REQUIREMENTS –
Using the data below, gather each line that includes the word "Rooted".
☆ ☆ ☆ ☆ ☆
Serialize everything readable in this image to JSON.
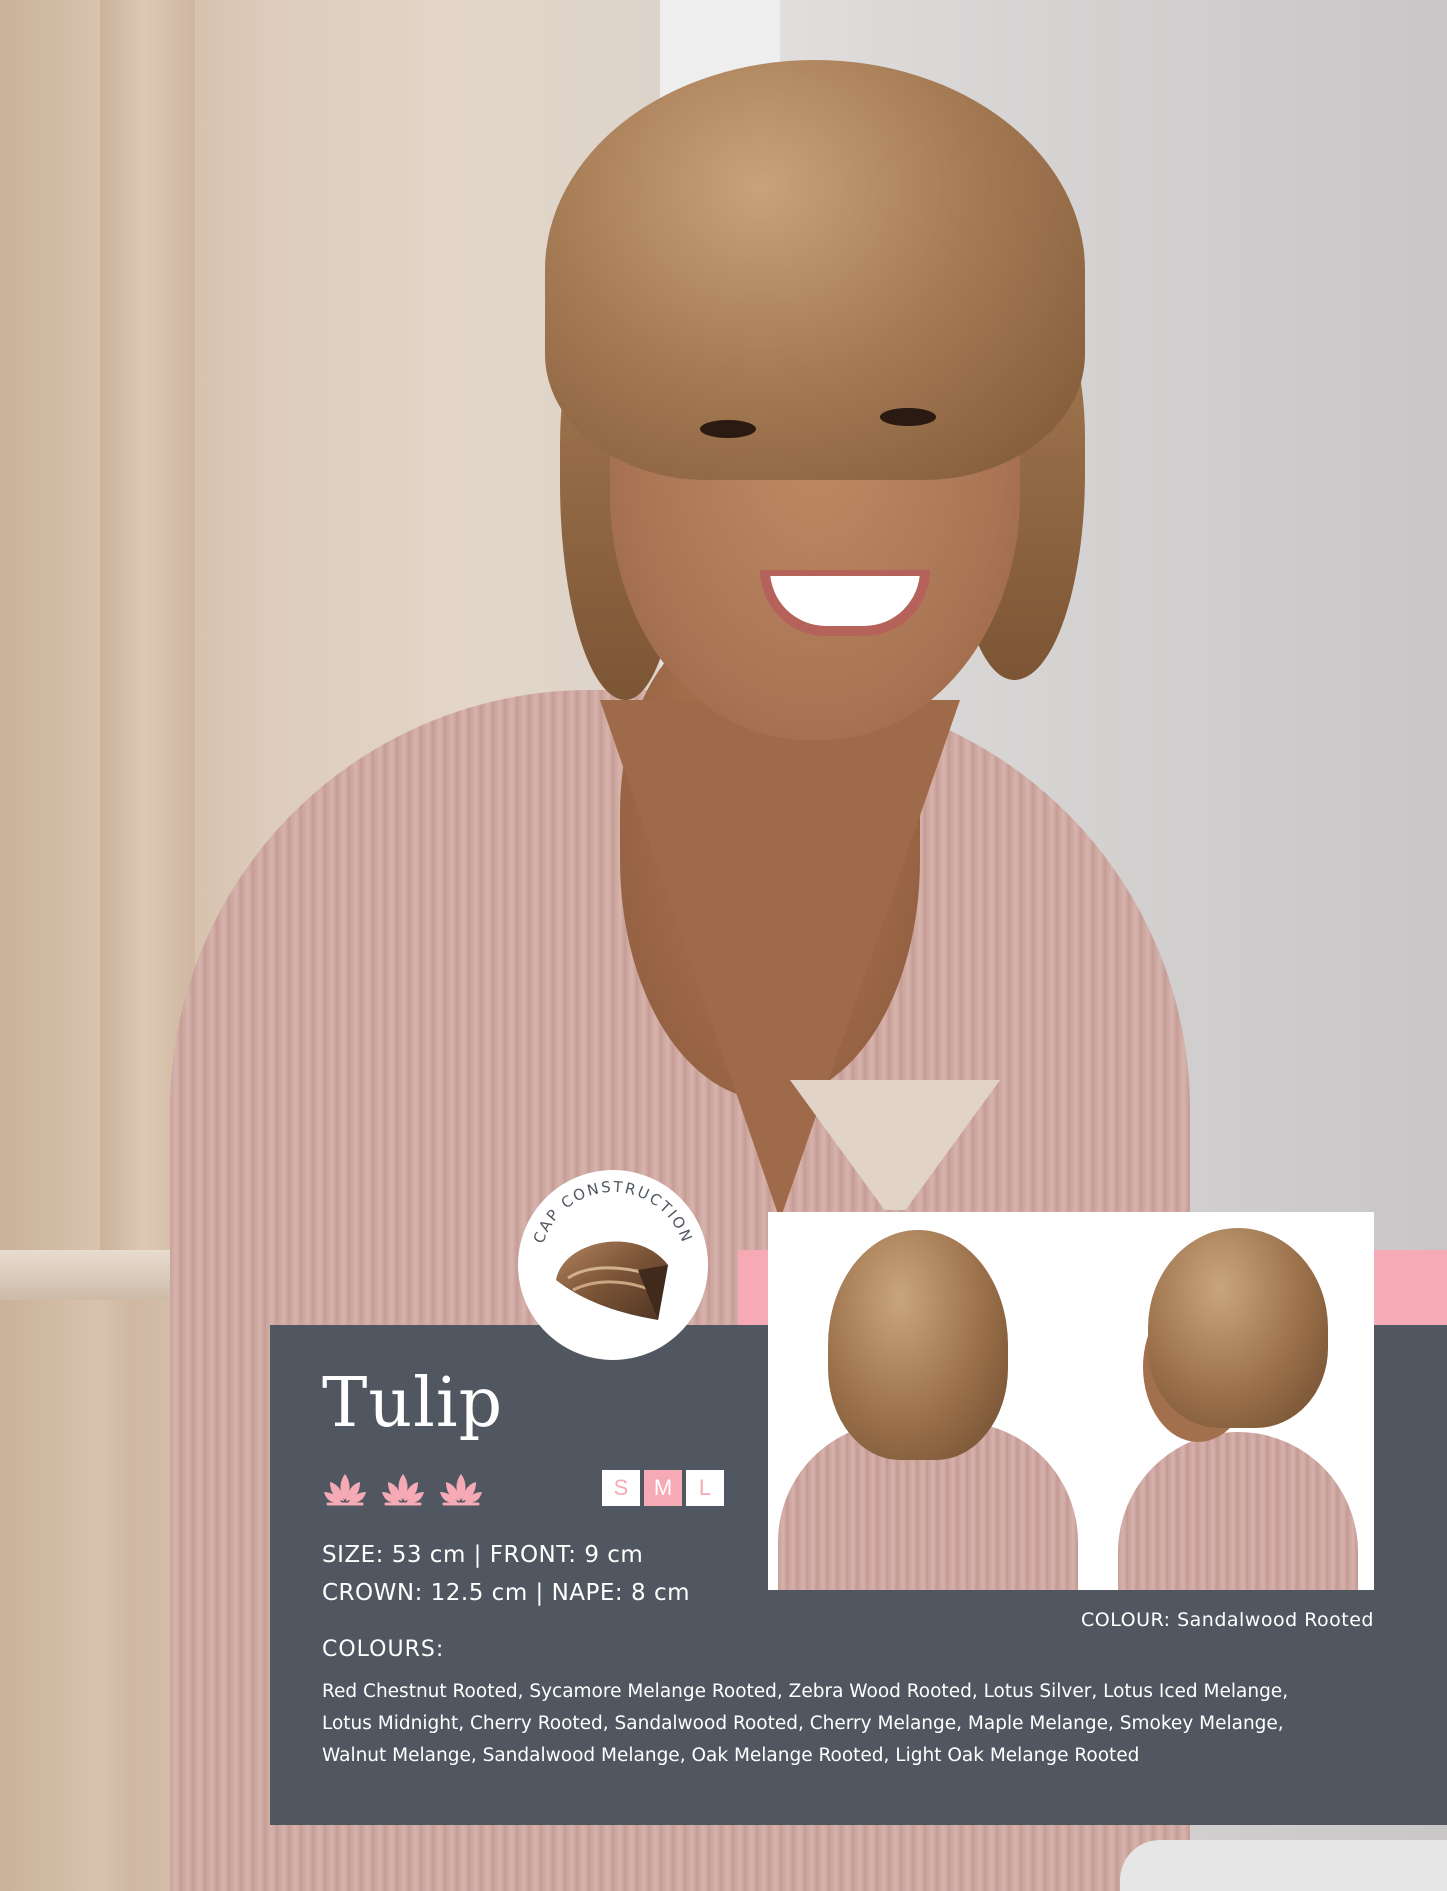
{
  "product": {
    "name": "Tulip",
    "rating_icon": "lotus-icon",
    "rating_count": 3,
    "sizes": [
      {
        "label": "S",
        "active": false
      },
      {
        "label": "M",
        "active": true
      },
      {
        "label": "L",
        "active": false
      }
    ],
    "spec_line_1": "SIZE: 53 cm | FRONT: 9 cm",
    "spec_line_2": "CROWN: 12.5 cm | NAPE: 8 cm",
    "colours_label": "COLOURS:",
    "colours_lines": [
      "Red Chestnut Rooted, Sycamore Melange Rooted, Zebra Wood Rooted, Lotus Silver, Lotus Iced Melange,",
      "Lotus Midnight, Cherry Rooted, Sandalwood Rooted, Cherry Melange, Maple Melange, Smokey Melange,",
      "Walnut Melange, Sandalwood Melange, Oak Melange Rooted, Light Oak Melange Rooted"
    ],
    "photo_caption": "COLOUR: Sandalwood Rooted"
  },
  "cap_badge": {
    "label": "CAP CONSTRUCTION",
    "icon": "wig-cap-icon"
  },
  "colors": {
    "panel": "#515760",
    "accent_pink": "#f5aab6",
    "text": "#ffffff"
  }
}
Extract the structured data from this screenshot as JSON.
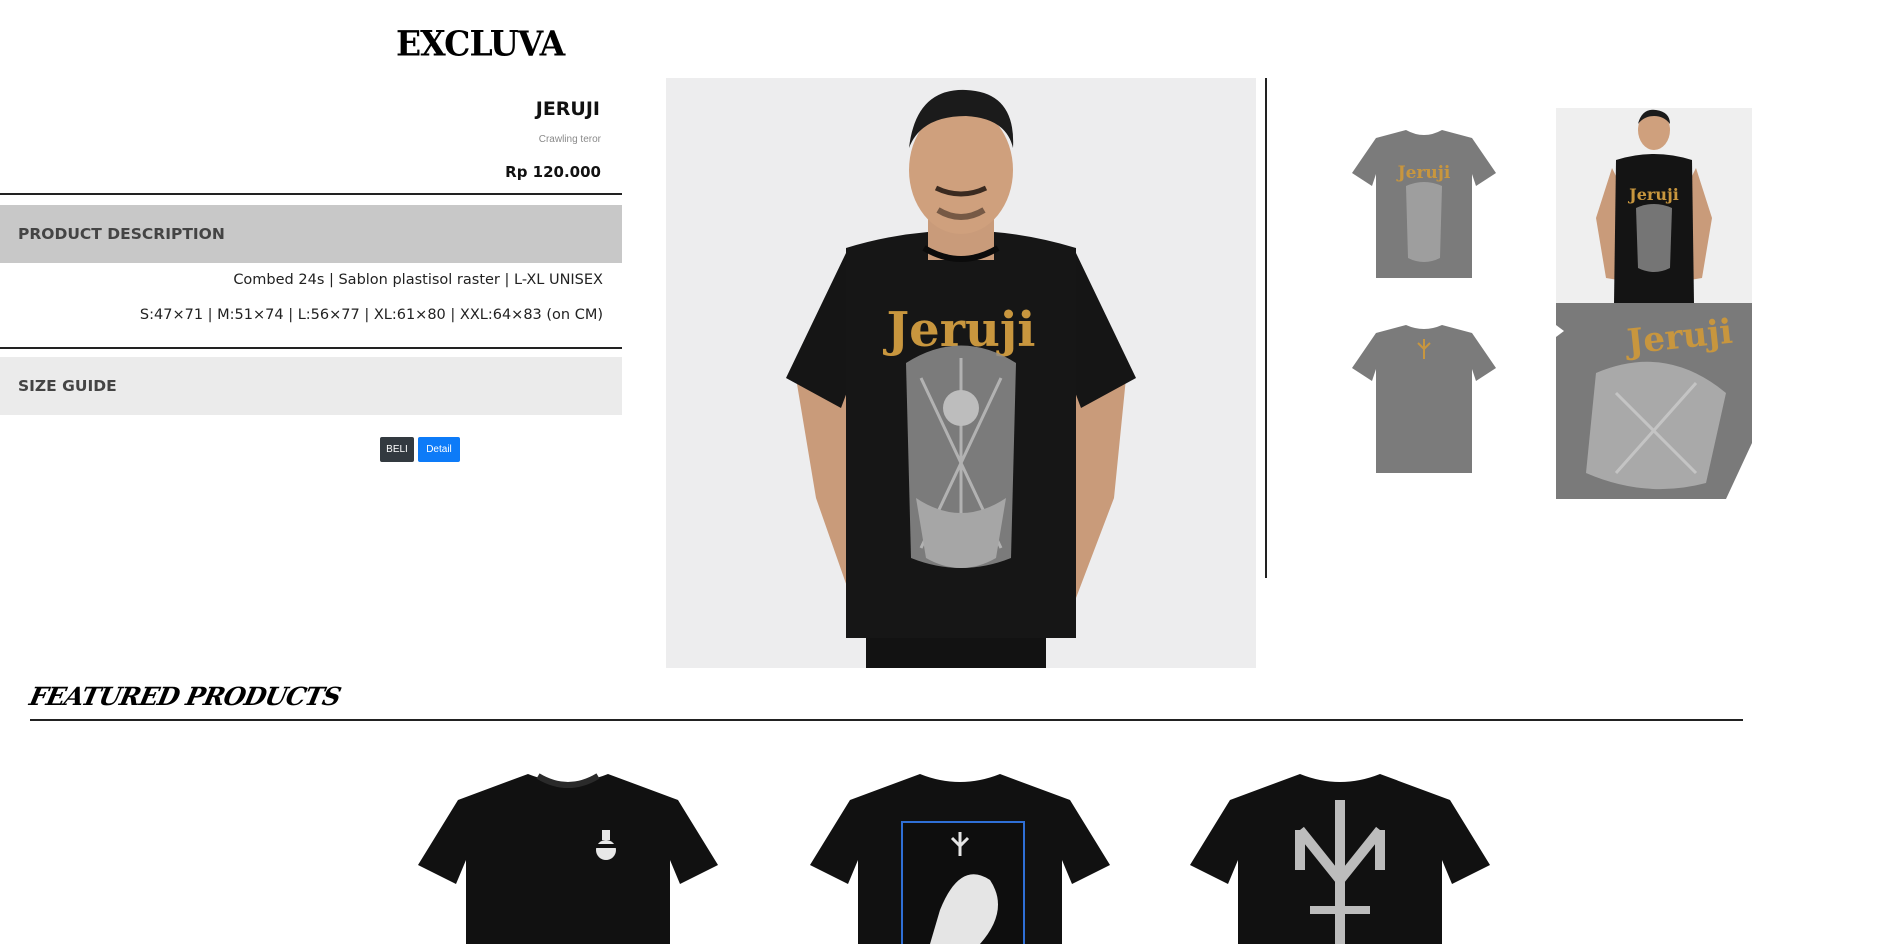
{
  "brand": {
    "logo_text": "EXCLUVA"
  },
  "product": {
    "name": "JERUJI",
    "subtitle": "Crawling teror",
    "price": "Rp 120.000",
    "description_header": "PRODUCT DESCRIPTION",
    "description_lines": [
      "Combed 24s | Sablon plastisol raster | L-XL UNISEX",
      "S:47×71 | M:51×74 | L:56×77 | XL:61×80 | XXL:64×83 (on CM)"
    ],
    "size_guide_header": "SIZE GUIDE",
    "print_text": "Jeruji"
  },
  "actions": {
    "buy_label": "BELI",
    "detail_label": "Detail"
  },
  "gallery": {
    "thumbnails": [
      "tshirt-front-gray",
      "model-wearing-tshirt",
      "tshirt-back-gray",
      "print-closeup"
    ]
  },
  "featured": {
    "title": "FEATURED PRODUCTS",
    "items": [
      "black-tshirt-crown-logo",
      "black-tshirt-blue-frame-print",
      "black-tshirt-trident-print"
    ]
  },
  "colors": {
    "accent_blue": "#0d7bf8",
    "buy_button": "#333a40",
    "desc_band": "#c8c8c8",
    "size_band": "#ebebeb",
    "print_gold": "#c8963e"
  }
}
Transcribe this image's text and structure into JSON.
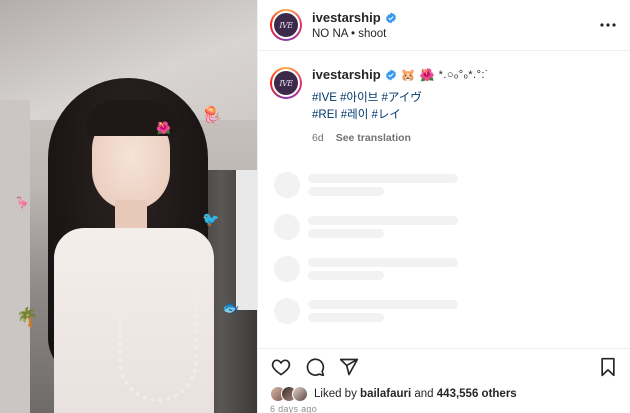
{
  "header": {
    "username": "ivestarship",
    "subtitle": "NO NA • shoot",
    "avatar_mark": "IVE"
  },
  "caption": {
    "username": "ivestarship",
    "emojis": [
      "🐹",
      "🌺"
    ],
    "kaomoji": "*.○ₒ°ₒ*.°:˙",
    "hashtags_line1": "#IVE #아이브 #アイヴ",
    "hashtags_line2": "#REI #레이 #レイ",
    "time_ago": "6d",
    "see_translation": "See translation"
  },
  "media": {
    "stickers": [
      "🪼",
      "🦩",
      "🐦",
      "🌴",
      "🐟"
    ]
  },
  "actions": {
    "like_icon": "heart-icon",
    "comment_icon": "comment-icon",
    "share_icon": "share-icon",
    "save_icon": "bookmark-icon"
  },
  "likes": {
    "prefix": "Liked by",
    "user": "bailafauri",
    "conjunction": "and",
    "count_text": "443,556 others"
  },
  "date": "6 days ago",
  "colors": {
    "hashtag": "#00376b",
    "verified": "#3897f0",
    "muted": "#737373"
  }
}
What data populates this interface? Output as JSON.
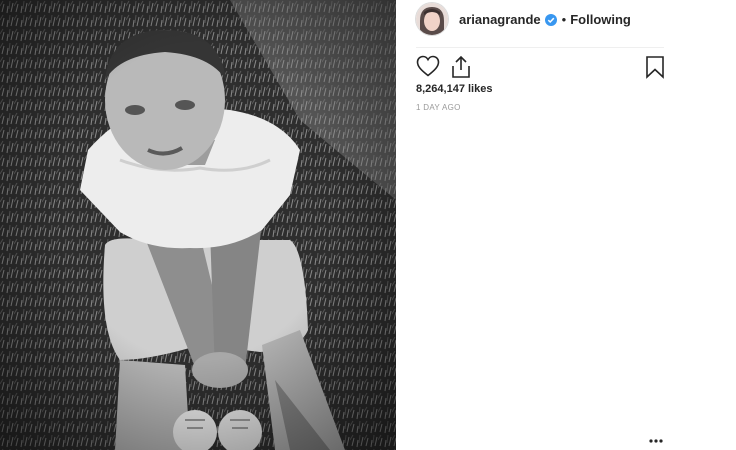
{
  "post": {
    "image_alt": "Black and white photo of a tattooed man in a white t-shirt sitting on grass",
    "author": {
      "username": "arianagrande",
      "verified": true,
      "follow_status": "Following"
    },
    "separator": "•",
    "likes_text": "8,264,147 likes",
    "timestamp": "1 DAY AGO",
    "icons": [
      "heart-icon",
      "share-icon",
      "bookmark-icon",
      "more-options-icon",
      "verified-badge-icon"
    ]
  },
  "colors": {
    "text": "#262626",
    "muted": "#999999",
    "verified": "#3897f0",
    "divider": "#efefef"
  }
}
☆ ☆ ☆ ☆ ☆
EXERCISE ANSWER –
      "Red Chestnut Rooted, Sycamore Melange Rooted, Zebra Wood Rooted, Lotus Silver, Lotus Iced Melange,",
      "Lotus Midnight, Cherry Rooted, Sandalwood Rooted, Cherry Melange, Maple Melange, Smokey Melange,",
      "Walnut Melange, Sandalwood Melange, Oak Melange Rooted, Light Oak Melange Rooted"
    "photo_caption": "COLOUR: Sandalwood Rooted"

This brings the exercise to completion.